>>>>

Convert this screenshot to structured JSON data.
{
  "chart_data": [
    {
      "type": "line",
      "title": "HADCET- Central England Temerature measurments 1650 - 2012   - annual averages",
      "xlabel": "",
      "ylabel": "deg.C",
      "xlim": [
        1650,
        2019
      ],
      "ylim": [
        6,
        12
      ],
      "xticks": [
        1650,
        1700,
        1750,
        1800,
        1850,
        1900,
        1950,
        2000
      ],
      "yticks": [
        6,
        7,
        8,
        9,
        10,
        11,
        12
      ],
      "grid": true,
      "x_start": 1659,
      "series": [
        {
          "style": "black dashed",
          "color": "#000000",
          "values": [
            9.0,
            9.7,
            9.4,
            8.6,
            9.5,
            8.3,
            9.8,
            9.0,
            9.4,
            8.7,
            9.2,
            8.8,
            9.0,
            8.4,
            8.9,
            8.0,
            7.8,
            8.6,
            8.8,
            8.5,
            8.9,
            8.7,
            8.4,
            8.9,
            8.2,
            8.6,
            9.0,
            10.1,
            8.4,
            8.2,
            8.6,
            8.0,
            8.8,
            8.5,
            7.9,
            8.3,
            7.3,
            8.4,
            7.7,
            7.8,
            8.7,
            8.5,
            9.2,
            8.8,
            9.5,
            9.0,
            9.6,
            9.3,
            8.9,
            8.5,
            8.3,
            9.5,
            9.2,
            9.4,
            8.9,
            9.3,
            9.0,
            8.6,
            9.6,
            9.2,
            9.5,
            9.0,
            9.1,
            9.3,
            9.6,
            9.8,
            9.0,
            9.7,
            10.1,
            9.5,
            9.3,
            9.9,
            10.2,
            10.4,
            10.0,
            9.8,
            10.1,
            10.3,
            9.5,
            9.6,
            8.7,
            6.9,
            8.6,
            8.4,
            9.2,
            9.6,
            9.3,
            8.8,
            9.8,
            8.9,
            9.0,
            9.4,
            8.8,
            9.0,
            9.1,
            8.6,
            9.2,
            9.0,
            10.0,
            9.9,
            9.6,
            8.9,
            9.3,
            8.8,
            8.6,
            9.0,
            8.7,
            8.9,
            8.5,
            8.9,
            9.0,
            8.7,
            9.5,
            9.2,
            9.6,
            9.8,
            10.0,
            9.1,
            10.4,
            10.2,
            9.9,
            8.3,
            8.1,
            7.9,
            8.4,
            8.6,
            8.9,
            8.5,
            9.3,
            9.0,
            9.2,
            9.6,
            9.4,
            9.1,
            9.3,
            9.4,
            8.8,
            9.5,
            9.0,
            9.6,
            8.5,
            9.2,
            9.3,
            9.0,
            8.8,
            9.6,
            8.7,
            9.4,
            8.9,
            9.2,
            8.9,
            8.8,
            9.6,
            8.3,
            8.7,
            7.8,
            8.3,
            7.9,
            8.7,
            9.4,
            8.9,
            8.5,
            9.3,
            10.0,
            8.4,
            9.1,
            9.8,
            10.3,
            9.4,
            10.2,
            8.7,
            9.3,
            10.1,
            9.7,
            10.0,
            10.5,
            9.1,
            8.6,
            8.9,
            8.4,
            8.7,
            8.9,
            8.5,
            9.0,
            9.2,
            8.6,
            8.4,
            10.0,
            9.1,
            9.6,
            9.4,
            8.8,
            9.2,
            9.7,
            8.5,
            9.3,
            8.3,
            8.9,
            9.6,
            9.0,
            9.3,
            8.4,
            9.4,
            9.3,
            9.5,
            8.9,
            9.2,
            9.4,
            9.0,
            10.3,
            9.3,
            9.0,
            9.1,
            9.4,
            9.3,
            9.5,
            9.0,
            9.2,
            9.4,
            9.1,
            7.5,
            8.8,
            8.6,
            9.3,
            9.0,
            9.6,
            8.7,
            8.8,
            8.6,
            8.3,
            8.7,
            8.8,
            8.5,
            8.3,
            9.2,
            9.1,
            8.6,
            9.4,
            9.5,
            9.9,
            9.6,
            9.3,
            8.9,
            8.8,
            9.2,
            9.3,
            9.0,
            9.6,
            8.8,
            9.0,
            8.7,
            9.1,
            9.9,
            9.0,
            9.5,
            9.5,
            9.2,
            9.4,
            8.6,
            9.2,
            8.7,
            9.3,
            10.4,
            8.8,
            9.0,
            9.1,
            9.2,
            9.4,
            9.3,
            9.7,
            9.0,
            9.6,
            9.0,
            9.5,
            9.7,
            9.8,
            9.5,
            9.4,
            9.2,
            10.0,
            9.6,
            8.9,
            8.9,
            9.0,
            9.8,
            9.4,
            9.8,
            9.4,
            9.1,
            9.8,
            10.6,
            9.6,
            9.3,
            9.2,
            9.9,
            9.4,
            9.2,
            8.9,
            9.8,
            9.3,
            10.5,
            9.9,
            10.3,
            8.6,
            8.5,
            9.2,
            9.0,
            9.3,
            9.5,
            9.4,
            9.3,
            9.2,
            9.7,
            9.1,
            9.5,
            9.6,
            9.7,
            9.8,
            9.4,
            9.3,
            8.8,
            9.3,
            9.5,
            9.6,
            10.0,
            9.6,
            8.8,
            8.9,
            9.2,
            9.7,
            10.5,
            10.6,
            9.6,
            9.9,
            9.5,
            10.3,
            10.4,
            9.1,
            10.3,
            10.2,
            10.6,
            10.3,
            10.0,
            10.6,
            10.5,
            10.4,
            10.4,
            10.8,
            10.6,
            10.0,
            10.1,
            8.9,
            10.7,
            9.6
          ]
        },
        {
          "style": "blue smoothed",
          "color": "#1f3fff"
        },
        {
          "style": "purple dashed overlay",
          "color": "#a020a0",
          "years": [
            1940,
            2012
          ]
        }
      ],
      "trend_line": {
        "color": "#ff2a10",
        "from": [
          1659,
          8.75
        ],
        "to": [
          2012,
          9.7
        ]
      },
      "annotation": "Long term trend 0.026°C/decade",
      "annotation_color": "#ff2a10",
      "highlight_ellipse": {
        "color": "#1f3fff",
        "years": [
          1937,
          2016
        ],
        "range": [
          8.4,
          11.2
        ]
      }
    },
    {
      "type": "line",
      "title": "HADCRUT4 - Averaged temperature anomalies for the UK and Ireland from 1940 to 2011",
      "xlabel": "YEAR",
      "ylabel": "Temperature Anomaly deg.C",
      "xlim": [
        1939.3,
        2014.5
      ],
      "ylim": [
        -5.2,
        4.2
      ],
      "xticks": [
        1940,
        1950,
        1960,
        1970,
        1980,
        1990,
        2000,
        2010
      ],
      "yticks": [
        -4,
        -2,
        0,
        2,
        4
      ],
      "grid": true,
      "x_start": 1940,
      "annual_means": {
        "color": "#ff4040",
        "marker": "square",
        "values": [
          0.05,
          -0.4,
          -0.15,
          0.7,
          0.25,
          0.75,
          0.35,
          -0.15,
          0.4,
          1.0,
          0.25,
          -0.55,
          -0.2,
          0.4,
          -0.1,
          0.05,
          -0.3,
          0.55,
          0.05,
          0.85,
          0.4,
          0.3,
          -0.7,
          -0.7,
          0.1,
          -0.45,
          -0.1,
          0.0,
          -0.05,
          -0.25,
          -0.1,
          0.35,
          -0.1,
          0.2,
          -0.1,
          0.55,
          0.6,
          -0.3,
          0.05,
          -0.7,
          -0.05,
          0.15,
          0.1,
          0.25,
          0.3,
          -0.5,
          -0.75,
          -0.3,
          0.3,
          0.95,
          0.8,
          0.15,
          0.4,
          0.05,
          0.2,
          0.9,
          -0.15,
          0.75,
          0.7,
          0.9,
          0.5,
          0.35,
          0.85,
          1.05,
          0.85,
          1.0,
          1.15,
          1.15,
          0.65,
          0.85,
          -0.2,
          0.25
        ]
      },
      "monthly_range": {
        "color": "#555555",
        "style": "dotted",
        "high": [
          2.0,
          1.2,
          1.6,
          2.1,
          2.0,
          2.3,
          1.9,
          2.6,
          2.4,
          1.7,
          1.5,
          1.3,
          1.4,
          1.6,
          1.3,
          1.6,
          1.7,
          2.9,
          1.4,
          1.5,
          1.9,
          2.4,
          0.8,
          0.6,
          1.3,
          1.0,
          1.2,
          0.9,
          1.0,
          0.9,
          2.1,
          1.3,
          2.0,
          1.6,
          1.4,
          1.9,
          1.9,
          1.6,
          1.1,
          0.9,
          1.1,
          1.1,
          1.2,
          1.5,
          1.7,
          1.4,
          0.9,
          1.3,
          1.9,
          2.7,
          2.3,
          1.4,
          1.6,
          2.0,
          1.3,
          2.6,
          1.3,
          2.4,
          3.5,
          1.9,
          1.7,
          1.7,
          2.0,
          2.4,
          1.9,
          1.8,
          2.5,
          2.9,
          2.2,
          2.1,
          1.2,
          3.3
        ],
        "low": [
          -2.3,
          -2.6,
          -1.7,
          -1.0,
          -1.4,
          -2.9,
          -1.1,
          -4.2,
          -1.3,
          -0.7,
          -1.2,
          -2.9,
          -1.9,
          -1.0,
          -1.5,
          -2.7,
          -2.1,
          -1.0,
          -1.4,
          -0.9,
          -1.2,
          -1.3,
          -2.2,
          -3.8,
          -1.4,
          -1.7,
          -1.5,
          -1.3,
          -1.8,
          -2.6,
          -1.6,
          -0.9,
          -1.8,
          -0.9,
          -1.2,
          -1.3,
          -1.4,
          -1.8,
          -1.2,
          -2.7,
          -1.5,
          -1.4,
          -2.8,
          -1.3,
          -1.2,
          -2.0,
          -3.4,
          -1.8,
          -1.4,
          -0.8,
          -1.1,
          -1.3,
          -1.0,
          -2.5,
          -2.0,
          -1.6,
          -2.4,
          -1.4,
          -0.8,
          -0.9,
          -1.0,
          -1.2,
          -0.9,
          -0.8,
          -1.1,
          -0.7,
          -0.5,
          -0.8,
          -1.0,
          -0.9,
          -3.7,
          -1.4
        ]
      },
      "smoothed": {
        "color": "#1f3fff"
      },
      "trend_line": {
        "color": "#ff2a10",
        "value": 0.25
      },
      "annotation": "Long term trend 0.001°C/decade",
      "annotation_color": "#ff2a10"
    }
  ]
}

<<<<

> [YOUR TASK]: Filter the listing for the word "from" and copy every line that holds it.

> [EXERCISE RESPONSE]:
        "from": [
      "title": "HADCRUT4 - Averaged temperature anomalies for the UK and Ireland from 1940 to 2011",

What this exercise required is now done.